PROBLEM TO SOLVE
Using the material that follows, identify and copy each line with the string "telegram".

RECORDS PROVIDED
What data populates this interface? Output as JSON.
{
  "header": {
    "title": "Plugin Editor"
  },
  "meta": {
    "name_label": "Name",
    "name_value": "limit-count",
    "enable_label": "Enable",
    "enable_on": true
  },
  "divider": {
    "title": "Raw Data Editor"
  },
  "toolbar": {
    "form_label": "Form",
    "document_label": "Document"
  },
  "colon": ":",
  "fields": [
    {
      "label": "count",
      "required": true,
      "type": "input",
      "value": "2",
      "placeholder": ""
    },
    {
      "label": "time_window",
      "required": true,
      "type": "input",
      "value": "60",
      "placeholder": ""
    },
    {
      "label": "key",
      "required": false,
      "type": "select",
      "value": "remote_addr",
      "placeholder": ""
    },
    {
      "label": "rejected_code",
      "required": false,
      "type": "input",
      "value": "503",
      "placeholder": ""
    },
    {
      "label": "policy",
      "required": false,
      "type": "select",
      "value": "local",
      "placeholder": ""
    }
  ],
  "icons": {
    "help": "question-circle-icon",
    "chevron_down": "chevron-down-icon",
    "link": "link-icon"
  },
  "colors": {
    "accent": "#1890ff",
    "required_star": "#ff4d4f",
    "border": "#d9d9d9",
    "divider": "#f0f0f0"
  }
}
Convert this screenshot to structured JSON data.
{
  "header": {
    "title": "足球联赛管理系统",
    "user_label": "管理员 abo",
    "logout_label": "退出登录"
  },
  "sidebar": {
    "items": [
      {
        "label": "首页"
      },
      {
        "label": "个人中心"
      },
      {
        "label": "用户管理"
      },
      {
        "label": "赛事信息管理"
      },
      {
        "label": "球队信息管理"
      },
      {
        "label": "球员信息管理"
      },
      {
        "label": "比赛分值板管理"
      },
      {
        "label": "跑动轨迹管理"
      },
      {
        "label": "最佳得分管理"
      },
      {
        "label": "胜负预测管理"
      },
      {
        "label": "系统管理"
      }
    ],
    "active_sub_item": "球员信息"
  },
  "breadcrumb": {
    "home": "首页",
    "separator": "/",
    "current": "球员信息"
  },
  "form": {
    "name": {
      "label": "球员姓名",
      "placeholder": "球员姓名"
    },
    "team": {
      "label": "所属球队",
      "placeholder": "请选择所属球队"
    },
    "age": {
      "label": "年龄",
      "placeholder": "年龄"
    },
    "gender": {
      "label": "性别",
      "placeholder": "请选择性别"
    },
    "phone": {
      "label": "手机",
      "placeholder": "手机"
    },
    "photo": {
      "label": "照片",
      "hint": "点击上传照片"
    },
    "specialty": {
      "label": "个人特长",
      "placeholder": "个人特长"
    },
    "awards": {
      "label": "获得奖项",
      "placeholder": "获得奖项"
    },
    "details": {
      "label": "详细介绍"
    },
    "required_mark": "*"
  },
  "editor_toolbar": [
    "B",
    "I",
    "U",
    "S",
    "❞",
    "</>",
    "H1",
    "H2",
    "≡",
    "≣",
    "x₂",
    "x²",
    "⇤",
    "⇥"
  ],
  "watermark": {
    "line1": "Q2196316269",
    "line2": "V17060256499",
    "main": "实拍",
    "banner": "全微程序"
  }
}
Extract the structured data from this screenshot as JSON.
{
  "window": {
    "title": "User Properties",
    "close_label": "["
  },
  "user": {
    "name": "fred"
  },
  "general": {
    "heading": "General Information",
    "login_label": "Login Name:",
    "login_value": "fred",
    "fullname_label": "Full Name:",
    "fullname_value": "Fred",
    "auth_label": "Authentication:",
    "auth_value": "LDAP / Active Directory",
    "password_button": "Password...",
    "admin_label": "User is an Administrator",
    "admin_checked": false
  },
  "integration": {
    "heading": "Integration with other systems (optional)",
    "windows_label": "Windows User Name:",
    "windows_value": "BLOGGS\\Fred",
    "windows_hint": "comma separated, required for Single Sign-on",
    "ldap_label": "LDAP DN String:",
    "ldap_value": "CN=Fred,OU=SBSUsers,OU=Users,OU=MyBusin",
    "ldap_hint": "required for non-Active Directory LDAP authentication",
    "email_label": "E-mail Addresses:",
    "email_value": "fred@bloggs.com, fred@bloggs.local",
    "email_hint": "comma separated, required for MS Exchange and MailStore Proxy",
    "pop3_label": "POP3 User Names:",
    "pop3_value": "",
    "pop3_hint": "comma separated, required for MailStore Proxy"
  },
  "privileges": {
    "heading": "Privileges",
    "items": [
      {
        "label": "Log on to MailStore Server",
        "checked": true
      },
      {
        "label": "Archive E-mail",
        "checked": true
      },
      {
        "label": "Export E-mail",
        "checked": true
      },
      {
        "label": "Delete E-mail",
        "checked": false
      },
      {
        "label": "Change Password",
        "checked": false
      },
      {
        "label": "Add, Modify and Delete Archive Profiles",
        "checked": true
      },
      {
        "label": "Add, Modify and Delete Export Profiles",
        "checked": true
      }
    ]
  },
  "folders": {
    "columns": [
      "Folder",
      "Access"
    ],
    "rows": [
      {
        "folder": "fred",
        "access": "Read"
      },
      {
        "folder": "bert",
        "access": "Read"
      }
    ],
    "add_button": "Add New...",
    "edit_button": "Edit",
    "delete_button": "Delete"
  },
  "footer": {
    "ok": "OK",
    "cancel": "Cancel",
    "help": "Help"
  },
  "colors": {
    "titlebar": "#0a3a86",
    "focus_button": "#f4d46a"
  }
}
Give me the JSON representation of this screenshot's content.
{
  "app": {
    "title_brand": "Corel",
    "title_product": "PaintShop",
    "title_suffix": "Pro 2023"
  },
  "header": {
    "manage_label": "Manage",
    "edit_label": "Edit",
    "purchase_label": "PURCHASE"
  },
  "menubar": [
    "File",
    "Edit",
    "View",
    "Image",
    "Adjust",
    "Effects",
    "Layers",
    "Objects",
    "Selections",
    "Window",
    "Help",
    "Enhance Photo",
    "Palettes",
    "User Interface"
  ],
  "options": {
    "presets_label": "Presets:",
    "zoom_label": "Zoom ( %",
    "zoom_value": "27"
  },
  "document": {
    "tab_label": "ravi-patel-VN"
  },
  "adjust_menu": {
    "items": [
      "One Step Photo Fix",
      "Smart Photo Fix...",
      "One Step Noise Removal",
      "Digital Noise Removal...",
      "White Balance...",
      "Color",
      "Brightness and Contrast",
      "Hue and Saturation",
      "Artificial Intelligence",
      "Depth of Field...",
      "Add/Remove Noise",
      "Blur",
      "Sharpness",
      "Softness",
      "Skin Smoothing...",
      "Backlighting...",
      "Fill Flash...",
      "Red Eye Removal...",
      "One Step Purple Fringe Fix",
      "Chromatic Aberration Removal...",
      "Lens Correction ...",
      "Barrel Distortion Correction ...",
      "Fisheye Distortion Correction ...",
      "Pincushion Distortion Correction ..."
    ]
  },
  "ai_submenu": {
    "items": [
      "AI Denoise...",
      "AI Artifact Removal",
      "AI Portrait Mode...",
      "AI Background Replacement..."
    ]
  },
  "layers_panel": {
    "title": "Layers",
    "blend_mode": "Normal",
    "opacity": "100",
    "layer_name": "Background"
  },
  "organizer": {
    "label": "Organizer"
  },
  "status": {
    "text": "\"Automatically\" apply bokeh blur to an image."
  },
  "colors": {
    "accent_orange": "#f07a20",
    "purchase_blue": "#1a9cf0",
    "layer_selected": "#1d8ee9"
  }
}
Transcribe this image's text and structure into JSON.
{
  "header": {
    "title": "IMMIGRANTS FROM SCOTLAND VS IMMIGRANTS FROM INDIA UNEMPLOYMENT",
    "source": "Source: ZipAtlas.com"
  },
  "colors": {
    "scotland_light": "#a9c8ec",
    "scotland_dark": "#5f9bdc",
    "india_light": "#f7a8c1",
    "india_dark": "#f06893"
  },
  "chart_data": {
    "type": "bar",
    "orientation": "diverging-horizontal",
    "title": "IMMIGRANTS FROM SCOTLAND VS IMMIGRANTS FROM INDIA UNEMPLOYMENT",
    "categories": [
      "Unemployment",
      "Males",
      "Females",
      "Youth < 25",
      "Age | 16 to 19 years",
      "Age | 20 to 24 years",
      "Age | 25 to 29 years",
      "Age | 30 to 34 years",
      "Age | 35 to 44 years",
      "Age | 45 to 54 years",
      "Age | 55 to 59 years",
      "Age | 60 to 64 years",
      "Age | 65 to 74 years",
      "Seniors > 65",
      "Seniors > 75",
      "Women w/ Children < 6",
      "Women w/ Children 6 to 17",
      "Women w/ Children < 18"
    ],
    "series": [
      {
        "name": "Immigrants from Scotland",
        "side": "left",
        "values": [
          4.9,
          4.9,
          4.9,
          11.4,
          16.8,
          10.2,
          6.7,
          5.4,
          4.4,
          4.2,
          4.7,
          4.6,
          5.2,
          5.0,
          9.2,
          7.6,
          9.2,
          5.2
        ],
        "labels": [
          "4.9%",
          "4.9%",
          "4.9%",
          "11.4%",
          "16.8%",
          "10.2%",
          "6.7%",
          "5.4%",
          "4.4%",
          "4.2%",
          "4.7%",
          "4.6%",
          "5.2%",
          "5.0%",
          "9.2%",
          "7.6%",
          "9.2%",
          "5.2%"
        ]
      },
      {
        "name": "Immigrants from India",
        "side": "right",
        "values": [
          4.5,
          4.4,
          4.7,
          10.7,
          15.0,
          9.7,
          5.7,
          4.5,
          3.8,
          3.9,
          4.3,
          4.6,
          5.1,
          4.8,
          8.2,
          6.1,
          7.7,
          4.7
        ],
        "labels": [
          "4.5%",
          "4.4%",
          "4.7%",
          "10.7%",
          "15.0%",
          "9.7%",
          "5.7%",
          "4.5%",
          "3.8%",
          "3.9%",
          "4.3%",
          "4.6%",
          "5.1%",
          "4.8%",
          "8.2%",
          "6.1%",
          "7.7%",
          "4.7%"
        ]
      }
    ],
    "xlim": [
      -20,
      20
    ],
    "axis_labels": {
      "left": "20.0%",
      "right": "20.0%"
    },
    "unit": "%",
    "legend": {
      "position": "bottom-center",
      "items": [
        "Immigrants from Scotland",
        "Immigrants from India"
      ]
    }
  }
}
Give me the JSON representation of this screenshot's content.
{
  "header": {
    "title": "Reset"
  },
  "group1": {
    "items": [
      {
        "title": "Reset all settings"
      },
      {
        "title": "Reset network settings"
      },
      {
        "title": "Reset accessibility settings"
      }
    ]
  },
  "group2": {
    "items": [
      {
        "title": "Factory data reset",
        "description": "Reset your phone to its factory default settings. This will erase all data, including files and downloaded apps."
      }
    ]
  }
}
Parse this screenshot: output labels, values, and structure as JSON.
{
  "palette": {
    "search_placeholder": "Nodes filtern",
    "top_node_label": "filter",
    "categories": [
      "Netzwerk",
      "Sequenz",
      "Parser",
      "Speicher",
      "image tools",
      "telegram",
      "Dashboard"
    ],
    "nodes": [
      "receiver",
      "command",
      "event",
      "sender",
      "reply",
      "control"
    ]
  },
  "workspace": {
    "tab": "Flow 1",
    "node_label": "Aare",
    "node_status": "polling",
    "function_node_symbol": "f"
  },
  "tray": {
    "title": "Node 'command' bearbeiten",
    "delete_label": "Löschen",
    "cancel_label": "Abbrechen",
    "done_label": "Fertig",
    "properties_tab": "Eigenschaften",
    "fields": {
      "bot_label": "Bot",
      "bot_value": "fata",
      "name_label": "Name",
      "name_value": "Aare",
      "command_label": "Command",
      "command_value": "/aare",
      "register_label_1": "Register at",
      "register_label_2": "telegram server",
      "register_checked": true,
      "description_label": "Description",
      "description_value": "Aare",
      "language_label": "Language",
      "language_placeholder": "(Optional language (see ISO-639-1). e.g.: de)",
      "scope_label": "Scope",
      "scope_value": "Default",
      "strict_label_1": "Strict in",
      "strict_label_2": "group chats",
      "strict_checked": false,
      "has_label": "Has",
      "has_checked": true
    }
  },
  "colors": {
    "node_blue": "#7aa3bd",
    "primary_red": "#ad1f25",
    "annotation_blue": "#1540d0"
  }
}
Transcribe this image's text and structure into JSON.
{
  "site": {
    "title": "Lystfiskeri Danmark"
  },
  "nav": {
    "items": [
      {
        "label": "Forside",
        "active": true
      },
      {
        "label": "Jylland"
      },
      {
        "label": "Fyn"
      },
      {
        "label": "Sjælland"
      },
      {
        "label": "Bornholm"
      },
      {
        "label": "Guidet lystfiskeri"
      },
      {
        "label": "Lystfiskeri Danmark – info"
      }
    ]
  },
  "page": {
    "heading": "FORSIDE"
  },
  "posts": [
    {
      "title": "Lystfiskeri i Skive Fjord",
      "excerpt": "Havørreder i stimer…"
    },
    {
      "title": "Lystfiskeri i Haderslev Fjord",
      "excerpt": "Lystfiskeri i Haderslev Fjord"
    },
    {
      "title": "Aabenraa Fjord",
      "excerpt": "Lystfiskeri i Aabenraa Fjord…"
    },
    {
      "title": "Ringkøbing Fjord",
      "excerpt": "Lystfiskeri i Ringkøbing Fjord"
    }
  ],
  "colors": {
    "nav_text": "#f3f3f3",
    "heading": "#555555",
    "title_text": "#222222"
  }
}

FULL OUTPUT
      "telegram",
      "register_label_2": "telegram server",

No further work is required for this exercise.